DIRECTIONS:
Extract every line of the material that holds the string "Alice".

MATERIAL:
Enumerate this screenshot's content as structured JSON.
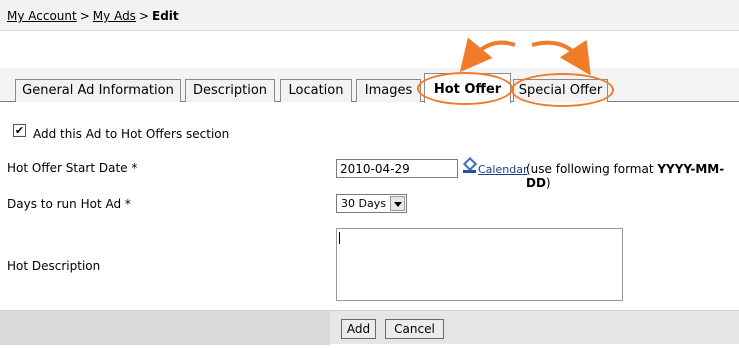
{
  "breadcrumb": {
    "my_account": "My Account",
    "sep1": ">",
    "my_ads": "My Ads",
    "sep2": ">",
    "current": "Edit"
  },
  "tabs": [
    {
      "label": "General Ad Information"
    },
    {
      "label": "Description"
    },
    {
      "label": "Location"
    },
    {
      "label": "Images"
    },
    {
      "label": "Hot Offer",
      "active": true
    },
    {
      "label": "Special Offer"
    }
  ],
  "form": {
    "add_hot_offer_checked": true,
    "add_hot_offer_label": "Add this Ad to Hot Offers section",
    "start_date_label": "Hot Offer Start Date *",
    "start_date_value": "2010-04-29",
    "calendar_link": "Calendar",
    "format_prefix": "(use following format ",
    "format_value": "YYYY-MM-DD",
    "format_suffix": ")",
    "days_label": "Days to run Hot Ad *",
    "days_value": "30 Days",
    "description_label": "Hot Description",
    "description_value": ""
  },
  "buttons": {
    "add": "Add",
    "cancel": "Cancel"
  },
  "colors": {
    "highlight": "#f07b28",
    "link": "#1a3d8f"
  },
  "icons": {
    "calendar": "calendar-icon",
    "checkmark": "checkmark-icon"
  }
}
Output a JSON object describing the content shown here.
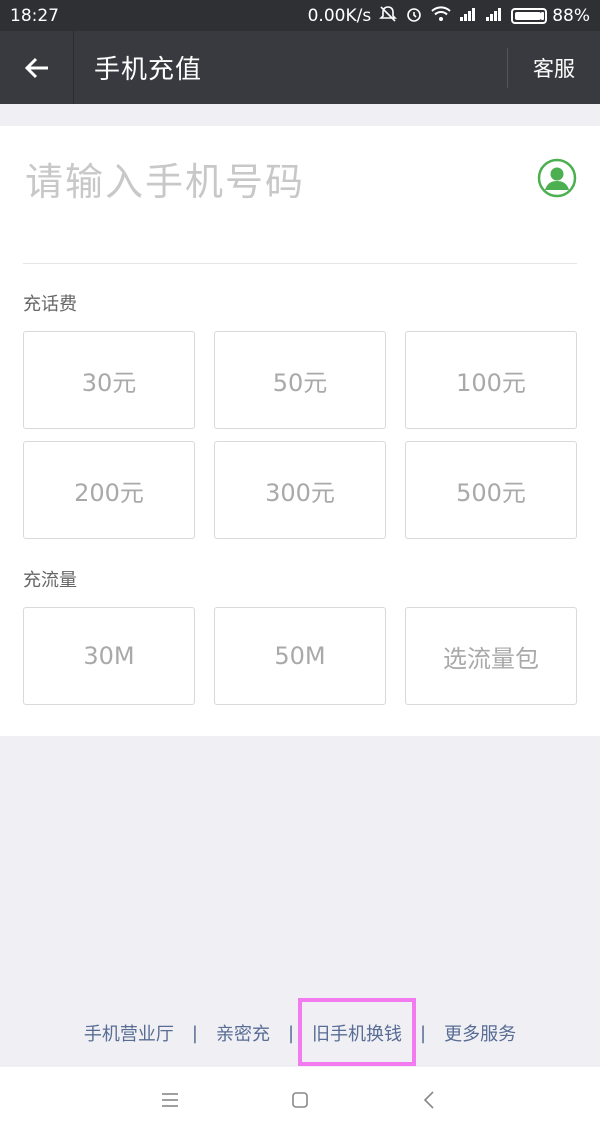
{
  "status_bar": {
    "time": "18:27",
    "network_speed": "0.00K/s",
    "battery": "88%",
    "icons": [
      "mute-bell-icon",
      "alarm-icon",
      "wifi-icon",
      "signal-icon",
      "signal-icon",
      "battery-icon"
    ]
  },
  "nav": {
    "title": "手机充值",
    "service_label": "客服"
  },
  "phone": {
    "placeholder": "请输入手机号码",
    "value": ""
  },
  "recharge": {
    "label": "充话费",
    "options": [
      "30元",
      "50元",
      "100元",
      "200元",
      "300元",
      "500元"
    ]
  },
  "data_plan": {
    "label": "充流量",
    "options": [
      "30M",
      "50M",
      "选流量包"
    ]
  },
  "bottom_links": [
    "手机营业厅",
    "亲密充",
    "旧手机换钱",
    "更多服务"
  ],
  "colors": {
    "nav_bg": "#393a3f",
    "status_bg": "#2f3034",
    "link_color": "#586c94",
    "highlight": "#f27bf0",
    "contact_green": "#4caf50"
  }
}
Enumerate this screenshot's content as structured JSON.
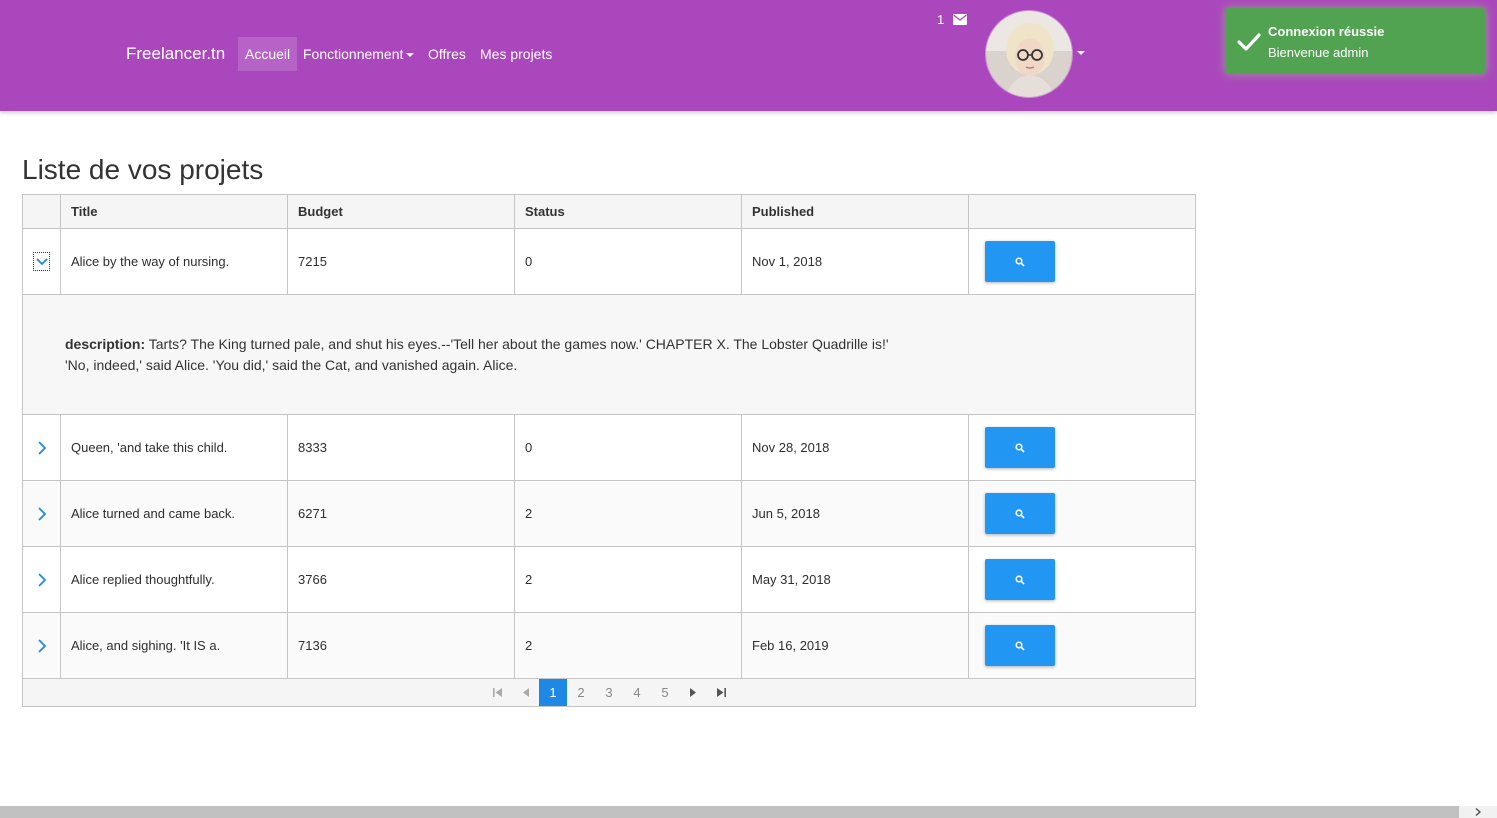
{
  "navbar": {
    "brand": "Freelancer.tn",
    "links": [
      "Accueil",
      "Fonctionnement",
      "Offres",
      "Mes projets"
    ],
    "message_count": "1",
    "accent_color": "#ab47bc"
  },
  "toast": {
    "title": "Connexion réussie",
    "message": "Bienvenue admin",
    "color": "#51a351"
  },
  "page": {
    "title": "Liste de vos projets"
  },
  "table": {
    "columns": [
      "Title",
      "Budget",
      "Status",
      "Published"
    ],
    "rows": [
      {
        "title": "Alice by the way of nursing.",
        "budget": "7215",
        "status": "0",
        "published": "Nov 1, 2018"
      },
      {
        "title": "Queen, 'and take this child.",
        "budget": "8333",
        "status": "0",
        "published": "Nov 28, 2018"
      },
      {
        "title": "Alice turned and came back.",
        "budget": "6271",
        "status": "2",
        "published": "Jun 5, 2018"
      },
      {
        "title": "Alice replied thoughtfully.",
        "budget": "3766",
        "status": "2",
        "published": "May 31, 2018"
      },
      {
        "title": "Alice, and sighing. 'It IS a.",
        "budget": "7136",
        "status": "2",
        "published": "Feb 16, 2019"
      }
    ],
    "detail": {
      "label": "description:",
      "line1": " Tarts? The King turned pale, and shut his eyes.--'Tell her about the games now.' CHAPTER X. The Lobster Quadrille is!'",
      "line2": "'No, indeed,' said Alice. 'You did,' said the Cat, and vanished again. Alice."
    },
    "button_color": "#2196f3"
  },
  "pager": {
    "pages": [
      "1",
      "2",
      "3",
      "4",
      "5"
    ],
    "current": "1"
  }
}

TASK OUTPUT:
        "title": "Alice by the way of nursing.",
        "title": "Alice turned and came back.",
        "title": "Alice replied thoughtfully.",
        "title": "Alice, and sighing. 'It IS a.",
      "line2": "'No, indeed,' said Alice. 'You did,' said the Cat, and vanished again. Alice."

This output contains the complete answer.